The problem
Your answer should be a single number: the count of lines containing "this".

↓↓↓

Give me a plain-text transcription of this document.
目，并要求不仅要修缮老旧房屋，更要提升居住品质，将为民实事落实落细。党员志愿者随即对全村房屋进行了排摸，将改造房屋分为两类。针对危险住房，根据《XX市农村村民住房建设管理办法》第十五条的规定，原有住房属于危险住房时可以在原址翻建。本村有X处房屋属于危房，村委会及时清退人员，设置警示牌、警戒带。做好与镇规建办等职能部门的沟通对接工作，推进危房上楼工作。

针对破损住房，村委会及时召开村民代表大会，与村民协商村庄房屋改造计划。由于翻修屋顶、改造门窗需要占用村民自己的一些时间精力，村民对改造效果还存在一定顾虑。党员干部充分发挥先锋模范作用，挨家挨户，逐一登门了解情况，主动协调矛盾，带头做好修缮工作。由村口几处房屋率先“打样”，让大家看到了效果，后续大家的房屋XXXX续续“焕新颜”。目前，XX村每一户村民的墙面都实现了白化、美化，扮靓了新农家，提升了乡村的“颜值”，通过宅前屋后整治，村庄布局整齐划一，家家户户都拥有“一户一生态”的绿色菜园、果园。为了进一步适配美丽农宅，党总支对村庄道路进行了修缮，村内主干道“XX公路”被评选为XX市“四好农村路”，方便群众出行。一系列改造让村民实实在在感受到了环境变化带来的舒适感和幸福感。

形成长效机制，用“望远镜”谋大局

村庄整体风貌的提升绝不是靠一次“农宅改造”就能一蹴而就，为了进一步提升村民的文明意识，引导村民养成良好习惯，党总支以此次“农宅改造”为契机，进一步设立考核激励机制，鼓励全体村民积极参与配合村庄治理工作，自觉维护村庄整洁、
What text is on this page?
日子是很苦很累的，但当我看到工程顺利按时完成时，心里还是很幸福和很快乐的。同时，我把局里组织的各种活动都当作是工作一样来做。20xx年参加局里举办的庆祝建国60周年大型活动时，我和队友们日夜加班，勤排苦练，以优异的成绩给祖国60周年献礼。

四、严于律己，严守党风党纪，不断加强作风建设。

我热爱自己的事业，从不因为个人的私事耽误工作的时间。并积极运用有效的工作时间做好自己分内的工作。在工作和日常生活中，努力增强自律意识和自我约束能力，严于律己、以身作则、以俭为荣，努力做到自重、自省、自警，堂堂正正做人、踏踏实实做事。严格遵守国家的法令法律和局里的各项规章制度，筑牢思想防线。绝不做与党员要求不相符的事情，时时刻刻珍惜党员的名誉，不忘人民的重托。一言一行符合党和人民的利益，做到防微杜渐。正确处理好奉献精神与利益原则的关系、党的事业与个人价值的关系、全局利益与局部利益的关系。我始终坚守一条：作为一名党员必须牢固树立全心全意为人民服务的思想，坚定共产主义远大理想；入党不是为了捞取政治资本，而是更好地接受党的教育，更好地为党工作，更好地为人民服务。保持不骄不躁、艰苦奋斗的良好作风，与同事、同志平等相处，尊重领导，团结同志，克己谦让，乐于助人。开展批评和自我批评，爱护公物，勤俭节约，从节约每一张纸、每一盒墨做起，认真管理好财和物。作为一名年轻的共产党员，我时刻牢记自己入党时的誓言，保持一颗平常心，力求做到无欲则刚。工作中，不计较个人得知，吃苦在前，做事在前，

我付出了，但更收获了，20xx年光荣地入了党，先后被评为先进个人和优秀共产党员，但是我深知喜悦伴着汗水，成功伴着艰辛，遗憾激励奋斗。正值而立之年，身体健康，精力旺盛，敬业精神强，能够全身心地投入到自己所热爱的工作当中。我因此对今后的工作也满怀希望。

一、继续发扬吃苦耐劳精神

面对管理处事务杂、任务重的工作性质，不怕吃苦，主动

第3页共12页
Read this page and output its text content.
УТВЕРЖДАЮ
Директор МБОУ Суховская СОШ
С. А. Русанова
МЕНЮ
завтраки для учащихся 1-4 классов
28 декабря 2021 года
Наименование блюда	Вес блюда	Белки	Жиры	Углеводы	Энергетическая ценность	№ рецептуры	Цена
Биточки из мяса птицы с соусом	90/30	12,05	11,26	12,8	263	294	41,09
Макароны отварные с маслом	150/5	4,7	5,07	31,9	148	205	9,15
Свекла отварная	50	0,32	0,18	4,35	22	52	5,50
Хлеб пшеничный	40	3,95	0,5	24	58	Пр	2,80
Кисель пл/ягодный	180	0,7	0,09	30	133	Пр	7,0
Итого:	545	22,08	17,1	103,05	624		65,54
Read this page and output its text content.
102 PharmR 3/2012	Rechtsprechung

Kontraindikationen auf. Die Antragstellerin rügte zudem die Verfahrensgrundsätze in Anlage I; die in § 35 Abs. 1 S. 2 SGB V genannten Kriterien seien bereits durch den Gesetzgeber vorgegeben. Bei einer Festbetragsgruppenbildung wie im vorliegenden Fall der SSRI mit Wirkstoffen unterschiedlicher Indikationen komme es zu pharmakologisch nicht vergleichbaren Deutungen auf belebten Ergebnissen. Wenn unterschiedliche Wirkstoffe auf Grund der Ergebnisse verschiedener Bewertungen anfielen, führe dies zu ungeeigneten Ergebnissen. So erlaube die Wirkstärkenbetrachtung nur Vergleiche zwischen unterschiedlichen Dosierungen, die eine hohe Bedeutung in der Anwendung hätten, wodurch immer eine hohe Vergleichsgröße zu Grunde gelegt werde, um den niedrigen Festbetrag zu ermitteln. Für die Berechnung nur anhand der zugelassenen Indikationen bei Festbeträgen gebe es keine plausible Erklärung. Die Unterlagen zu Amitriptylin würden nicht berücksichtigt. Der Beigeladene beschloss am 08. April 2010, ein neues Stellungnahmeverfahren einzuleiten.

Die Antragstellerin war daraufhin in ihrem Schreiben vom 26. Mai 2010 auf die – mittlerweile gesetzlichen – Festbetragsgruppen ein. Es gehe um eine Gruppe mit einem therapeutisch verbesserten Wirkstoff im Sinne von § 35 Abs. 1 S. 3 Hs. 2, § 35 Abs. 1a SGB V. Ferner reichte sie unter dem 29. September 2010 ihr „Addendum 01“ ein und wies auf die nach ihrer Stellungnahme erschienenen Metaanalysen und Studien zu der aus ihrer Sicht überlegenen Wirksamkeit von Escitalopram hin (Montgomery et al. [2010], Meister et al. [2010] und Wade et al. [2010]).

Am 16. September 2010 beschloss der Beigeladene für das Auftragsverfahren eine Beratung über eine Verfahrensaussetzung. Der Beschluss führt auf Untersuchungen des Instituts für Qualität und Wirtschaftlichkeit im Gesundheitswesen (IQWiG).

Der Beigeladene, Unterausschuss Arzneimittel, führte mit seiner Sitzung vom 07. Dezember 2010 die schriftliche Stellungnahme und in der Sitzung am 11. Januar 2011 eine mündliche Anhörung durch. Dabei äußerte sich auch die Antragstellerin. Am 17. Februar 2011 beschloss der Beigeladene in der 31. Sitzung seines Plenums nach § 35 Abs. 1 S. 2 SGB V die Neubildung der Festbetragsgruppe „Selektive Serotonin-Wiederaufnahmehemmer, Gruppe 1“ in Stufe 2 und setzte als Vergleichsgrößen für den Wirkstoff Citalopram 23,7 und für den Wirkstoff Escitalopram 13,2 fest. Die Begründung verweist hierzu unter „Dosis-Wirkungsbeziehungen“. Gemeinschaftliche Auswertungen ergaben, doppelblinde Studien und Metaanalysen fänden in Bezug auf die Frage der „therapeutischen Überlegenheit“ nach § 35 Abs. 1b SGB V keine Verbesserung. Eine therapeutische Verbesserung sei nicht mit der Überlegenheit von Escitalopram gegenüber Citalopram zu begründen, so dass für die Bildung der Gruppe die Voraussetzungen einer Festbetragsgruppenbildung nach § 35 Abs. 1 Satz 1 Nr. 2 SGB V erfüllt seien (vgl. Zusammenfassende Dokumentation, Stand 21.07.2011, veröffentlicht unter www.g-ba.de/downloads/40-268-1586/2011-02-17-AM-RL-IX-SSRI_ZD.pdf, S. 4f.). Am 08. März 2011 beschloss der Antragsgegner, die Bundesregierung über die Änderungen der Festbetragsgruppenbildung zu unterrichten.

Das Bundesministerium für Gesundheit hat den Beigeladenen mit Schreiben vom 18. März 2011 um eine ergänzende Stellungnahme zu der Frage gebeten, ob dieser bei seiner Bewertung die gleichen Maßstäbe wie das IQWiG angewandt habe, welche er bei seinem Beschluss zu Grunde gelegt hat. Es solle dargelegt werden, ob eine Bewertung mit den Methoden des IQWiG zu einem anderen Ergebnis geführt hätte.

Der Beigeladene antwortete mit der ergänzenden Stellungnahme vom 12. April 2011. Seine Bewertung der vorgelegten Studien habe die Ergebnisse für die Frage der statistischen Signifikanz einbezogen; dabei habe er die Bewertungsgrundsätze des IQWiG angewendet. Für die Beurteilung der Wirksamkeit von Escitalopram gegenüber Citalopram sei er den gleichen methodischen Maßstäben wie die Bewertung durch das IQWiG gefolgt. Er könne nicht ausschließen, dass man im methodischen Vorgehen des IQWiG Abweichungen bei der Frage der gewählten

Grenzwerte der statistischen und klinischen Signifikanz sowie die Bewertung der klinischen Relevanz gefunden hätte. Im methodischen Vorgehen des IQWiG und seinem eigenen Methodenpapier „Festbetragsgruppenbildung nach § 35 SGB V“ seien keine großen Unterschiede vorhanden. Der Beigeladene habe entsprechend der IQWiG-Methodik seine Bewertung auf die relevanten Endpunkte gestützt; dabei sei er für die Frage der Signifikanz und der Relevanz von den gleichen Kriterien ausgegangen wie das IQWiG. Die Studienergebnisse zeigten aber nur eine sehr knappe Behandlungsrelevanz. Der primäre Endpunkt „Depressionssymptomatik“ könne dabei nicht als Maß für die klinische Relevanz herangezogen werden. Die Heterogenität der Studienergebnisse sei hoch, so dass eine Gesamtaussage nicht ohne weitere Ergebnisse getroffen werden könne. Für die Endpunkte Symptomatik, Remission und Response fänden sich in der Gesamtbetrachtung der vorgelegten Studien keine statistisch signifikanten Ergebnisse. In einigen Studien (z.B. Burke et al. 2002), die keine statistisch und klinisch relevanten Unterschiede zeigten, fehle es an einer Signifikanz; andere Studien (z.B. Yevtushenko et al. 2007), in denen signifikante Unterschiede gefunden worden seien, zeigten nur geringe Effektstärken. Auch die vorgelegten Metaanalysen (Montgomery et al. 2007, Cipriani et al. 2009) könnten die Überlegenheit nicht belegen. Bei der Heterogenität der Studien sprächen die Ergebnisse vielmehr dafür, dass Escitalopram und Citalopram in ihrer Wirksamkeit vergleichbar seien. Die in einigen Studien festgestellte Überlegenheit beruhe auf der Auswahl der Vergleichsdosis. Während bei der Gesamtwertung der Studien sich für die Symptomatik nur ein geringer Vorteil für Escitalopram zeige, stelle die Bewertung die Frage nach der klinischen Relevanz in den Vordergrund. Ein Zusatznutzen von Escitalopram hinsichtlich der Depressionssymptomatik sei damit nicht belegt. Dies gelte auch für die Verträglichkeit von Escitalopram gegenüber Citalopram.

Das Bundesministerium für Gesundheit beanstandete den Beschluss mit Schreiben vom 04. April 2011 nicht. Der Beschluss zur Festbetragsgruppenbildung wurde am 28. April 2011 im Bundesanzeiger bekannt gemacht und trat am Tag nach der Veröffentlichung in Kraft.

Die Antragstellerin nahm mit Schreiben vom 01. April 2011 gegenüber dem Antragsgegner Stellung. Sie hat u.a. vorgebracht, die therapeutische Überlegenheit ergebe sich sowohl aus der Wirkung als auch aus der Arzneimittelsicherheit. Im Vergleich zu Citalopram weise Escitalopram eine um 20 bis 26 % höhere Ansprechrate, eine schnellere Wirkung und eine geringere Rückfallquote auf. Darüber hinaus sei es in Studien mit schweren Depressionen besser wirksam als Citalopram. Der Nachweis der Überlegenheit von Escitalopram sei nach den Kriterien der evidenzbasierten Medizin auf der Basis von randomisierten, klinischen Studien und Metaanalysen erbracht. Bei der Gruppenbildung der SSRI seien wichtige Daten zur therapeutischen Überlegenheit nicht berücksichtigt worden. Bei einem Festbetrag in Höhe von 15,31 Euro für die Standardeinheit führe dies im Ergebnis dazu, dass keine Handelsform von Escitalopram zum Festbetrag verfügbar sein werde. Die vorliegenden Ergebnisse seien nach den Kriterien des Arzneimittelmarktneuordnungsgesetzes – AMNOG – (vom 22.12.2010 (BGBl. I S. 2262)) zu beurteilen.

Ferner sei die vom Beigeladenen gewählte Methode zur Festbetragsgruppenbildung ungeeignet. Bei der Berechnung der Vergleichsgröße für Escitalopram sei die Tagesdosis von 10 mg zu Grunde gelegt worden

↑↑↑

Task answer
4